» TO DO
Extract exactly the range of lines bounded by the line containing "What does this" and the final line of the listing, both ends included, and no other lines.

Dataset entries
╭──
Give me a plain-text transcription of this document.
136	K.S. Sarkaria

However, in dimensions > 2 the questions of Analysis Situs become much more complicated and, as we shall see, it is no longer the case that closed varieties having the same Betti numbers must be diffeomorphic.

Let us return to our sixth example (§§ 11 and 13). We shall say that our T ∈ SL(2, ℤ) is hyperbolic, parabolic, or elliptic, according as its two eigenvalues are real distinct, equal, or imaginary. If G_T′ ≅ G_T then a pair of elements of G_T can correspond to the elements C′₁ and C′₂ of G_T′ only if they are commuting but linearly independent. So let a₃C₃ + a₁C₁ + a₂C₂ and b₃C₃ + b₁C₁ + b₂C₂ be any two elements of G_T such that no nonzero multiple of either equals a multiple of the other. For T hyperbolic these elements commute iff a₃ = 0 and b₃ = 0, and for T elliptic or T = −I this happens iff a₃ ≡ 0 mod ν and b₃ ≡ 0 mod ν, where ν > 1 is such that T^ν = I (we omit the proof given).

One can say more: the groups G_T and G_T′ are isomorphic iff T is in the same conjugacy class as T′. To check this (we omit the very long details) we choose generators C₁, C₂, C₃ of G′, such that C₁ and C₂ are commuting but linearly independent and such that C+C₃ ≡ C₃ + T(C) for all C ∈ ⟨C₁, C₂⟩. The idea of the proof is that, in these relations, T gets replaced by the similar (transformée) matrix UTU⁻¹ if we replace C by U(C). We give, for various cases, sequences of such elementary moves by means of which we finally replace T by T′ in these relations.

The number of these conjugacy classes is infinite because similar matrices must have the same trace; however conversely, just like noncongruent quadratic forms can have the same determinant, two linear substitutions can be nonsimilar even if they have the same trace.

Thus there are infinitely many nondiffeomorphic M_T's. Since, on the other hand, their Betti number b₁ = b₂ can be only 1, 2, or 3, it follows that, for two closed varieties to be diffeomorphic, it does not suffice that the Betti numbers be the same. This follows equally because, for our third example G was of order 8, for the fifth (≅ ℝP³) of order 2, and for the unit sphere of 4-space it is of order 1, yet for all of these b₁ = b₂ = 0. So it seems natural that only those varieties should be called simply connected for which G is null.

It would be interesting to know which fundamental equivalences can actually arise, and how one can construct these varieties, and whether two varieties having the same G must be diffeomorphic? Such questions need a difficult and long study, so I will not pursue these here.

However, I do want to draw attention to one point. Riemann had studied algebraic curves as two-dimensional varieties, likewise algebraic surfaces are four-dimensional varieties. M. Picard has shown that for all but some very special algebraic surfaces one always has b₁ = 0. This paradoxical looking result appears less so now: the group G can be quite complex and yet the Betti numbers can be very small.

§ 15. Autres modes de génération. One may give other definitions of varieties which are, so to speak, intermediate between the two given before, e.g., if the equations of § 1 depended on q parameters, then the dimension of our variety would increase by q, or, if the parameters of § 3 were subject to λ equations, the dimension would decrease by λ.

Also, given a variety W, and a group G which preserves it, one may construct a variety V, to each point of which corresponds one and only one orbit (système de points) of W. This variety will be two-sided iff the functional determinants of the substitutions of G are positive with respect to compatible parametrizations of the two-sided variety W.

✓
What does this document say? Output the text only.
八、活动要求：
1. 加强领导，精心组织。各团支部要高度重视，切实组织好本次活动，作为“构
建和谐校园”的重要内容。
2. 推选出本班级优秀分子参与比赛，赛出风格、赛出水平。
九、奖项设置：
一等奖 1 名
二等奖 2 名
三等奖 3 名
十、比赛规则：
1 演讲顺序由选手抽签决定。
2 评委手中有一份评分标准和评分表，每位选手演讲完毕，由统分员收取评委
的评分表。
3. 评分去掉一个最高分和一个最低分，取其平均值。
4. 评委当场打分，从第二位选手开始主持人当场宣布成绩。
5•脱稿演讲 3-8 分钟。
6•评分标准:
╰──
» ANSWER TO THE EXERCISE
What does this document say? Output the text only.
八、活动要求：
1. 加强领导，精心组织。各团支部要高度重视，切实组织好本次活动，作为“构
建和谐校园”的重要内容。
2. 推选出本班级优秀分子参与比赛，赛出风格、赛出水平。
九、奖项设置：
一等奖 1 名
二等奖 2 名
三等奖 3 名
十、比赛规则：
1 演讲顺序由选手抽签决定。
2 评委手中有一份评分标准和评分表，每位选手演讲完毕，由统分员收取评委
的评分表。
3. 评分去掉一个最高分和一个最低分，取其平均值。
4. 评委当场打分，从第二位选手开始主持人当场宣布成绩。
5•脱稿演讲 3-8 分钟。
6•评分标准:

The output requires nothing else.